▸ **REQUIRED TASK**: Compile every line that includes the word "скорее".

▸ **SUPPLIED DATA**:
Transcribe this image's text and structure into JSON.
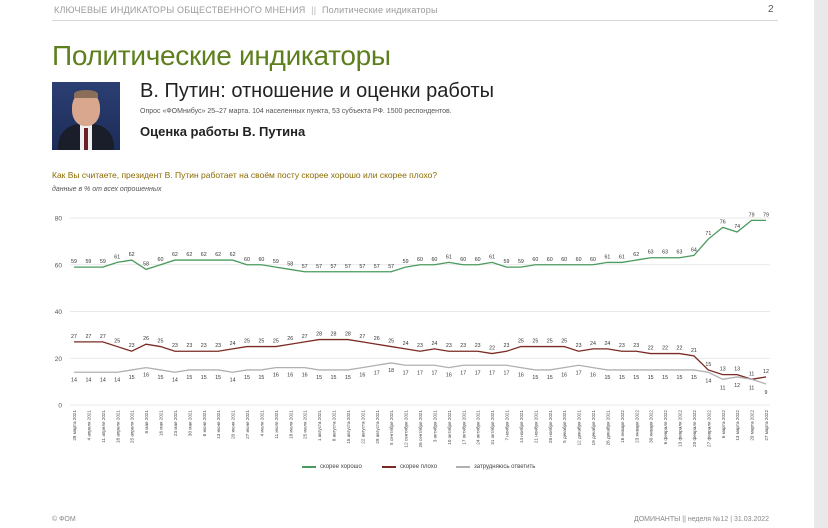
{
  "header": {
    "section": "КЛЮЧЕВЫЕ ИНДИКАТОРЫ ОБЩЕСТВЕННОГО МНЕНИЯ",
    "separator": "||",
    "subsection": "Политические индикаторы",
    "page_number": "2"
  },
  "title": "Политические индикаторы",
  "subtitle": "В. Путин: отношение и оценки работы",
  "survey_note": "Опрос «ФОМнибус» 25–27 марта. 104 населенных пункта, 53 субъекта РФ. 1500 респондентов.",
  "subheading": "Оценка работы В. Путина",
  "question": "Как Вы считаете, президент В. Путин работает на своём посту скорее хорошо или скорее плохо?",
  "data_note": "данные в % от всех опрошенных",
  "footer": {
    "left": "© ФОМ",
    "right": "ДОМИНАНТЫ  ||  неделя №12  |  31.03.2022"
  },
  "photo_icon": "portrait-photo",
  "chart_data": {
    "type": "line",
    "ylim": [
      0,
      80
    ],
    "yticks": [
      0,
      20,
      40,
      60,
      80
    ],
    "grid": true,
    "legend_position": "bottom",
    "categories": [
      "28 марта 2021",
      "4 апреля 2021",
      "11 апреля 2021",
      "18 апреля 2021",
      "25 апреля 2021",
      "8 мая 2021",
      "16 мая 2021",
      "23 мая 2021",
      "30 мая 2021",
      "6 июня 2021",
      "13 июня 2021",
      "20 июня 2021",
      "27 июня 2021",
      "4 июля 2021",
      "11 июля 2021",
      "18 июля 2021",
      "25 июля 2021",
      "1 августа 2021",
      "8 августа 2021",
      "15 августа 2021",
      "22 августа 2021",
      "29 августа 2021",
      "5 сентября 2021",
      "12 сентября 2021",
      "26 сентября 2021",
      "3 октября 2021",
      "10 октября 2021",
      "17 октября 2021",
      "24 октября 2021",
      "31 октября 2021",
      "7 ноября 2021",
      "14 ноября 2021",
      "21 ноября 2021",
      "28 ноября 2021",
      "5 декабря 2021",
      "12 декабря 2021",
      "19 декабря 2021",
      "26 декабря 2021",
      "16 января 2022",
      "23 января 2022",
      "30 января 2022",
      "6 февраля 2022",
      "13 февраля 2022",
      "20 февраля 2022",
      "27 февраля 2022",
      "6 марта 2022",
      "13 марта 2022",
      "20 марта 2022",
      "27 марта 2022"
    ],
    "series": [
      {
        "name": "скорее хорошо",
        "color": "#4a9a5c",
        "values": [
          59,
          59,
          59,
          61,
          62,
          58,
          60,
          62,
          62,
          62,
          62,
          62,
          60,
          60,
          59,
          58,
          57,
          57,
          57,
          57,
          57,
          57,
          57,
          59,
          60,
          60,
          61,
          60,
          60,
          61,
          59,
          59,
          60,
          60,
          60,
          60,
          60,
          61,
          61,
          62,
          63,
          63,
          63,
          64,
          71,
          76,
          74,
          79,
          79
        ]
      },
      {
        "name": "скорее плохо",
        "color": "#7a2a22",
        "values": [
          27,
          27,
          27,
          25,
          23,
          26,
          25,
          23,
          23,
          23,
          23,
          24,
          25,
          25,
          25,
          26,
          27,
          28,
          28,
          28,
          27,
          26,
          25,
          24,
          23,
          24,
          23,
          23,
          23,
          22,
          23,
          25,
          25,
          25,
          25,
          23,
          24,
          24,
          23,
          23,
          22,
          22,
          22,
          21,
          15,
          13,
          13,
          11,
          12
        ]
      },
      {
        "name": "затрудняюсь ответить",
        "color": "#b0b0b0",
        "values": [
          14,
          14,
          14,
          14,
          15,
          16,
          15,
          14,
          15,
          15,
          15,
          14,
          15,
          15,
          16,
          16,
          16,
          15,
          15,
          15,
          16,
          17,
          18,
          17,
          17,
          17,
          16,
          17,
          17,
          17,
          17,
          16,
          15,
          15,
          16,
          17,
          16,
          15,
          15,
          15,
          15,
          15,
          15,
          15,
          14,
          11,
          12,
          11,
          9
        ]
      }
    ]
  }
}
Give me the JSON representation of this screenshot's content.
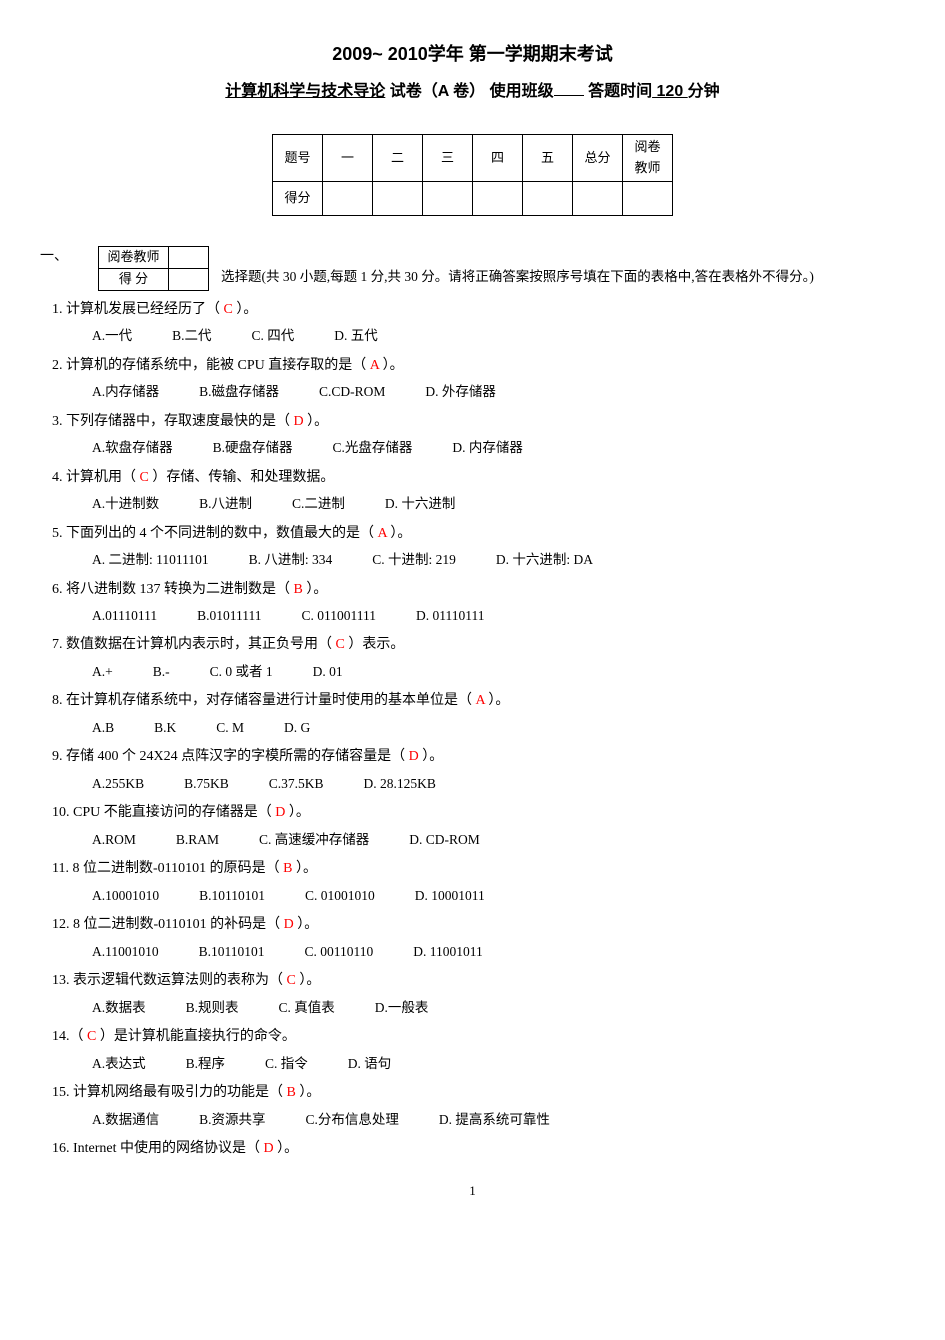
{
  "header": {
    "line1": "2009~  2010学年    第一学期期末考试",
    "course": "计算机科学与技术导论",
    "paper_label": " 试卷（A 卷）  使用班级",
    "time_label": "     答题时间",
    "time_value": " 120 ",
    "time_unit": "分钟"
  },
  "score_table": {
    "row1": [
      "题号",
      "一",
      "二",
      "三",
      "四",
      "五",
      "总分",
      "阅卷\n教师"
    ],
    "row2_label": "得分"
  },
  "section": {
    "num": "一、",
    "mini_labels": [
      "阅卷教师",
      "得    分"
    ],
    "desc": "选择题(共 30 小题,每题 1 分,共 30 分。请将正确答案按照序号填在下面的表格中,答在表格外不得分。)"
  },
  "questions": [
    {
      "n": "1.",
      "t": " 计算机发展已经经历了（",
      "ans": "    C    ",
      "t2": "）。",
      "opts": [
        "A.一代",
        "B.二代",
        "C. 四代",
        "D. 五代"
      ]
    },
    {
      "n": "2.",
      "t": " 计算机的存储系统中，能被 CPU 直接存取的是（",
      "ans": "   A   ",
      "t2": "）。",
      "opts": [
        "A.内存储器",
        "B.磁盘存储器",
        "C.CD-ROM",
        "D. 外存储器"
      ]
    },
    {
      "n": "3.",
      "t": " 下列存储器中，存取速度最快的是（",
      "ans": "   D   ",
      "t2": "）。",
      "opts": [
        "A.软盘存储器",
        "B.硬盘存储器",
        "C.光盘存储器",
        "D. 内存储器"
      ]
    },
    {
      "n": "4.",
      "t": " 计算机用（",
      "ans": "   C   ",
      "t2": "）存储、传输、和处理数据。",
      "opts": [
        "A.十进制数",
        "B.八进制",
        "C.二进制",
        "D. 十六进制"
      ]
    },
    {
      "n": "5.",
      "t": " 下面列出的 4 个不同进制的数中，数值最大的是（",
      "ans": "   A   ",
      "t2": "）。",
      "opts": [
        "A. 二进制: 11011101",
        "B. 八进制: 334",
        "C. 十进制: 219",
        "D. 十六进制: DA"
      ]
    },
    {
      "n": "6.",
      "t": " 将八进制数 137 转换为二进制数是（",
      "ans": "   B   ",
      "t2": "）。",
      "opts": [
        "A.01110111",
        "B.01011111",
        "C. 011001111",
        "D. 01110111"
      ]
    },
    {
      "n": "7.",
      "t": " 数值数据在计算机内表示时，其正负号用（",
      "ans": "    C    ",
      "t2": "）表示。",
      "opts": [
        "A.+",
        "B.-",
        "C. 0 或者 1",
        "D. 01"
      ]
    },
    {
      "n": "8.",
      "t": " 在计算机存储系统中，对存储容量进行计量时使用的基本单位是（",
      "ans": "   A   ",
      "t2": "）。",
      "opts": [
        "A.B",
        "B.K",
        "C. M",
        "D. G"
      ]
    },
    {
      "n": "9.",
      "t": " 存储 400 个 24X24 点阵汉字的字模所需的存储容量是（",
      "ans": "   D   ",
      "t2": "）。",
      "opts": [
        "A.255KB",
        "B.75KB",
        "C.37.5KB",
        "D. 28.125KB"
      ]
    },
    {
      "n": "10.",
      "t": " CPU 不能直接访问的存储器是（",
      "ans": "   D   ",
      "t2": "）。",
      "opts": [
        "A.ROM",
        "B.RAM",
        "C. 高速缓冲存储器",
        "D. CD-ROM"
      ]
    },
    {
      "n": "11.",
      "t": " 8 位二进制数-0110101 的原码是（",
      "ans": "    B    ",
      "t2": "）。",
      "opts": [
        "A.10001010",
        "B.10110101",
        "C. 01001010",
        "D. 10001011"
      ]
    },
    {
      "n": "12.",
      "t": " 8 位二进制数-0110101 的补码是（",
      "ans": "   D   ",
      "t2": "）。",
      "opts": [
        "A.11001010",
        "B.10110101",
        "C. 00110110",
        "D. 11001011"
      ]
    },
    {
      "n": "13.",
      "t": " 表示逻辑代数运算法则的表称为（",
      "ans": "    C    ",
      "t2": "）。",
      "opts": [
        "A.数据表",
        "B.规则表",
        "C. 真值表",
        "D.一般表"
      ]
    },
    {
      "n": "14.",
      "t": "（",
      "ans": "    C    ",
      "t2": "）是计算机能直接执行的命令。",
      "opts": [
        "A.表达式",
        "B.程序",
        "C. 指令",
        "D. 语句"
      ]
    },
    {
      "n": "15.",
      "t": " 计算机网络最有吸引力的功能是（",
      "ans": "    B    ",
      "t2": "）。",
      "opts": [
        "A.数据通信",
        "B.资源共享",
        "C.分布信息处理",
        "D. 提高系统可靠性"
      ]
    },
    {
      "n": "16.",
      "t": " Internet 中使用的网络协议是（",
      "ans": "   D   ",
      "t2": "）。",
      "opts": []
    }
  ],
  "page_number": "1"
}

▸ **PROBLEM SOLUTION**:
  "question": "Как Вы считаете, президент В. Путин работает на своём посту скорее хорошо или скорее плохо?",
        "name": "скорее хорошо",
        "name": "скорее плохо",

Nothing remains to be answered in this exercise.